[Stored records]
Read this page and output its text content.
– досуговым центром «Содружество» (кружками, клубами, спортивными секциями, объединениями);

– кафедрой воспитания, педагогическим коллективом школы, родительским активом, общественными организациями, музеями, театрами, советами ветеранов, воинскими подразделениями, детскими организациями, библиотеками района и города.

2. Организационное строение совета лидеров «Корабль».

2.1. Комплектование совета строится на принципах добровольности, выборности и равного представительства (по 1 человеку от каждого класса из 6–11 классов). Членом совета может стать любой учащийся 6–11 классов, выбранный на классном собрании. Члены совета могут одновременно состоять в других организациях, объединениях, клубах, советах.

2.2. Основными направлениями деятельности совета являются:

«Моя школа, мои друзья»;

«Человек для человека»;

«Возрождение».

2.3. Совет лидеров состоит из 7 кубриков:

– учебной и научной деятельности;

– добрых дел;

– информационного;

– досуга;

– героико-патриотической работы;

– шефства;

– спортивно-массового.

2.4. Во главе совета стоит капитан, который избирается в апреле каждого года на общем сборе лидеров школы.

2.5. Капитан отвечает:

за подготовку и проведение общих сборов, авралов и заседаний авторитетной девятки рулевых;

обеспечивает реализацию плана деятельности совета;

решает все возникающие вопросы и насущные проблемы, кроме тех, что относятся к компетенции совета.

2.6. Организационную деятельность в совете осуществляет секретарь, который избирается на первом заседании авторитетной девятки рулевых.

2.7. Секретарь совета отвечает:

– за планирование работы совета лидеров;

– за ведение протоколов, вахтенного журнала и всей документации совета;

Instructions for the task: Make a verbatim copy of every entry shown above.

Solution below:
Read this page and output its text content.
– досуговым центром «Содружество» (кружками, клубами, спортивными секциями, объединениями);

– кафедрой воспитания, педагогическим коллективом школы, родительским активом, общественными организациями, музеями, театрами, советами ветеранов, воинскими подразделениями, детскими организациями, библиотеками района и города.

2. Организационное строение совета лидеров «Корабль».

2.1. Комплектование совета строится на принципах добровольности, выборности и равного представительства (по 1 человеку от каждого класса из 6–11 классов). Членом совета может стать любой учащийся 6–11 классов, выбранный на классном собрании. Члены совета могут одновременно состоять в других организациях, объединениях, клубах, советах.

2.2. Основными направлениями деятельности совета являются:

«Моя школа, мои друзья»;

«Человек для человека»;

«Возрождение».

2.3. Совет лидеров состоит из 7 кубриков:

– учебной и научной деятельности;

– добрых дел;

– информационного;

– досуга;

– героико-патриотической работы;

– шефства;

– спортивно-массового.

2.4. Во главе совета стоит капитан, который избирается в апреле каждого года на общем сборе лидеров школы.

2.5. Капитан отвечает:

за подготовку и проведение общих сборов, авралов и заседаний авторитетной девятки рулевых;

обеспечивает реализацию плана деятельности совета;

решает все возникающие вопросы и насущные проблемы, кроме тех, что относятся к компетенции совета.

2.6. Организационную деятельность в совете осуществляет секретарь, который избирается на первом заседании авторитетной девятки рулевых.

2.7. Секретарь совета отвечает:

– за планирование работы совета лидеров;

– за ведение протоколов, вахтенного журнала и всей документации совета;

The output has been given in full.